• [JOB]
Pick out each line below containing "Hoover".

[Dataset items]
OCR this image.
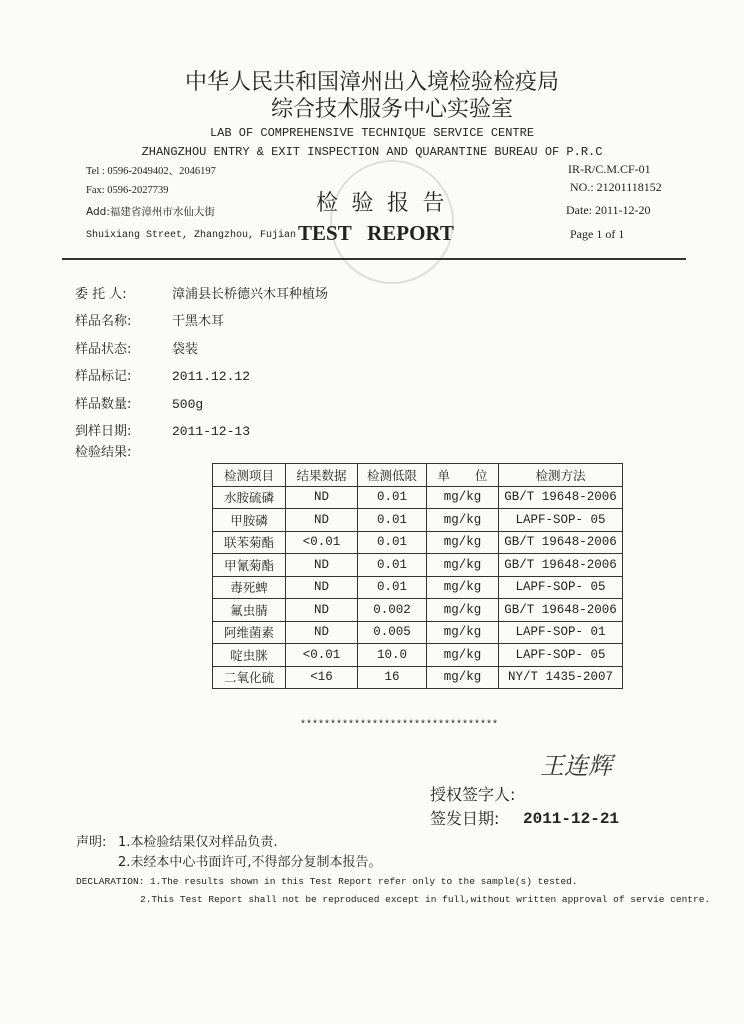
中华人民共和国漳州出入境检验检疫局
综合技术服务中心实验室
LAB OF COMPREHENSIVE TECHNIQUE SERVICE CENTRE
ZHANGZHOU ENTRY & EXIT INSPECTION AND QUARANTINE BUREAU OF P.R.C
Tel : 0596-2049402、2046197
Fax: 0596-2027739
Add:福建省漳州市水仙大街
Shuixiang Street, Zhangzhou, Fujian
检 验 报 告
TEST   REPORT
IR-R/C.M.CF-01
NO.: 21201118152
Date: 2011-12-20
Page 1 of 1
委 托 人:	漳浦县长桥德兴木耳种植场
样品名称:	干黑木耳
样品状态:	袋装
样品标记:	2011.12.12
样品数量:	500g
到样日期:	2011-12-13
检验结果:
检测项目	结果数据	检测低限	单　　位	检测方法
水胺硫磷	ND	0.01	mg/kg	GB/T 19648-2006
甲胺磷	ND	0.01	mg/kg	LAPF-SOP- 05
联苯菊酯	<0.01	0.01	mg/kg	GB/T 19648-2006
甲氰菊酯	ND	0.01	mg/kg	GB/T 19648-2006
毒死蜱	ND	0.01	mg/kg	LAPF-SOP- 05
氟虫腈	ND	0.002	mg/kg	GB/T 19648-2006
阿维菌素	ND	0.005	mg/kg	LAPF-SOP- 01
啶虫脒	<0.01	10.0	mg/kg	LAPF-SOP- 05
二氧化硫	<16	16	mg/kg	NY/T 1435-2007
*********************************
授权签字人:
王连辉
签发日期: 2011-12-21
声明: 1.本检验结果仅对样品负责.
2.未经本中心书面许可,不得部分复制本报告。
DECLARATION: 1.The results shown in this Test Report refer only to the sample(s) tested.
2.This Test Report shall not be reproduced except in full,without written approval of servie centre.
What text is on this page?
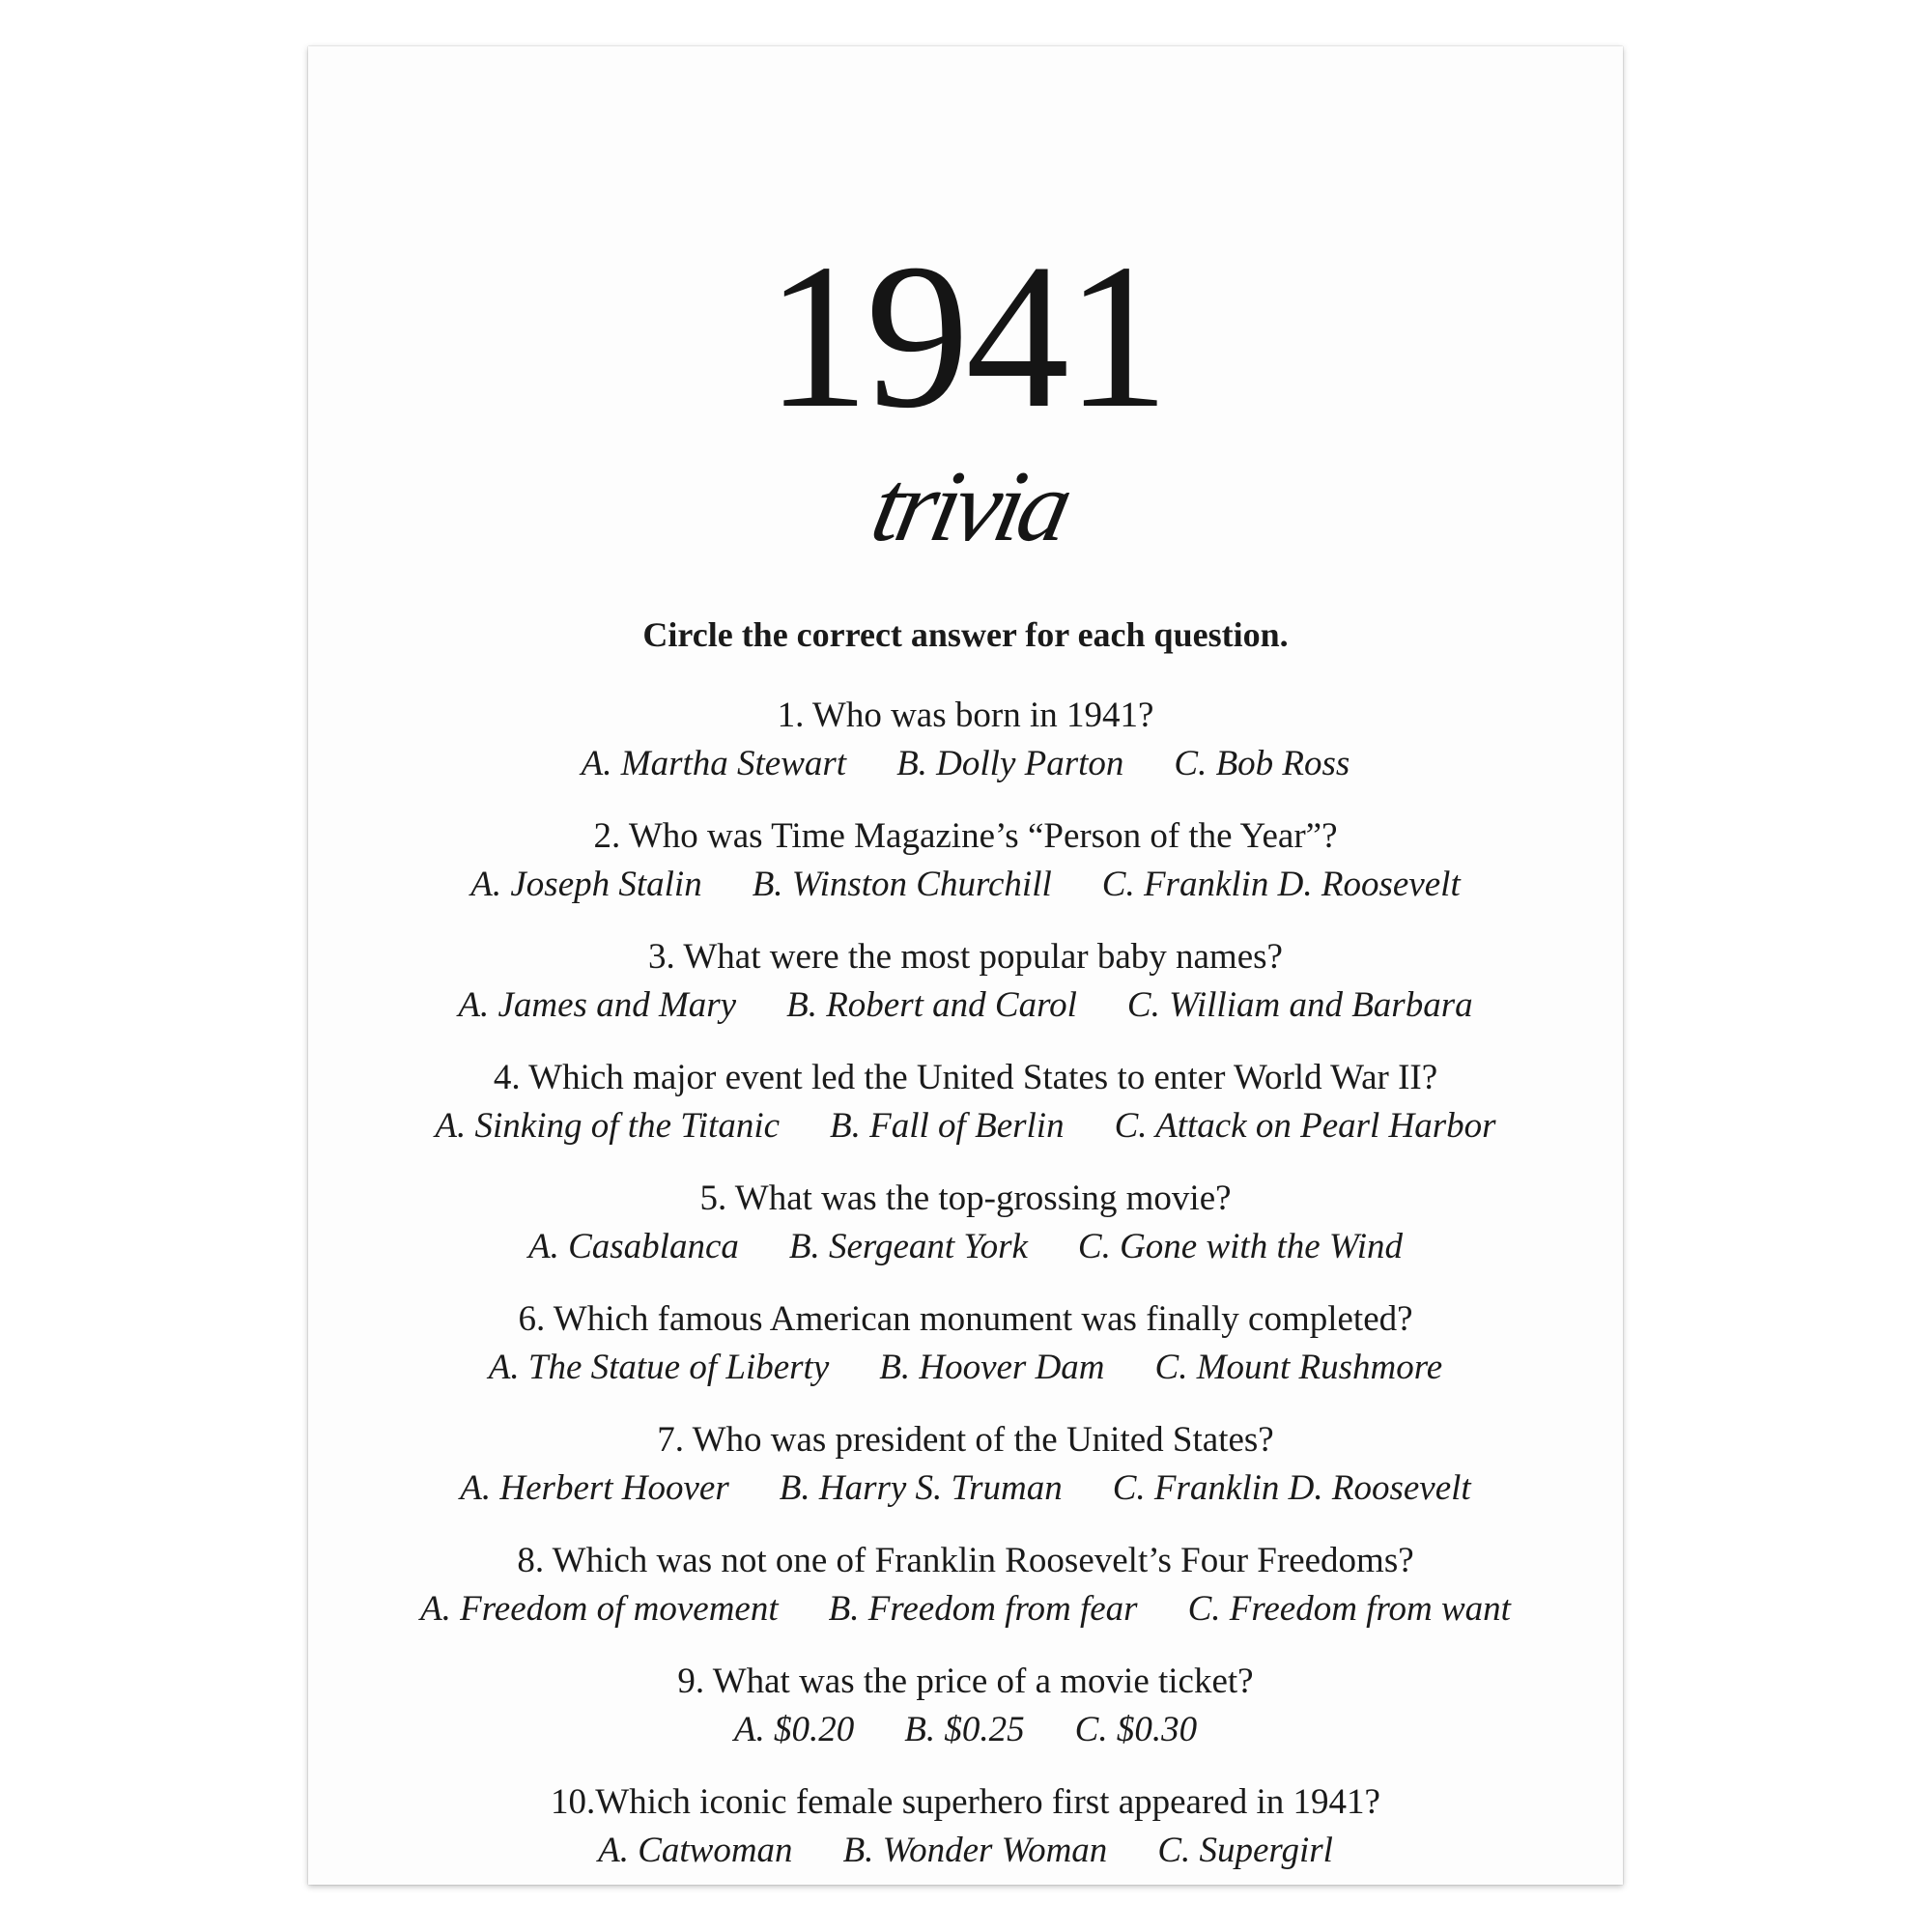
1941
trivia
Circle the correct answer for each question.
1. Who was born in 1941?
A. Martha Stewart B. Dolly Parton C. Bob Ross
2. Who was Time Magazine’s “Person of the Year”?
A. Joseph Stalin B. Winston Churchill C. Franklin D. Roosevelt
3. What were the most popular baby names?
A. James and Mary B. Robert and Carol C. William and Barbara
4. Which major event led the United States to enter World War II?
A. Sinking of the Titanic B. Fall of Berlin C. Attack on Pearl Harbor
5. What was the top-grossing movie?
A. Casablanca B. Sergeant York C. Gone with the Wind
6. Which famous American monument was finally completed?
A. The Statue of Liberty B. Hoover Dam C. Mount Rushmore
7. Who was president of the United States?
A. Herbert Hoover B. Harry S. Truman C. Franklin D. Roosevelt
8. Which was not one of Franklin Roosevelt’s Four Freedoms?
A. Freedom of movement B. Freedom from fear C. Freedom from want
9. What was the price of a movie ticket?
A. $0.20 B. $0.25 C. $0.30
10.Which iconic female superhero first appeared in 1941?
A. Catwoman B. Wonder Woman C. Supergirl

• [TASK ANSWER]
A. The Statue of Liberty B. Hoover Dam C. Mount Rushmore
A. Herbert Hoover B. Harry S. Truman C. Franklin D. Roosevelt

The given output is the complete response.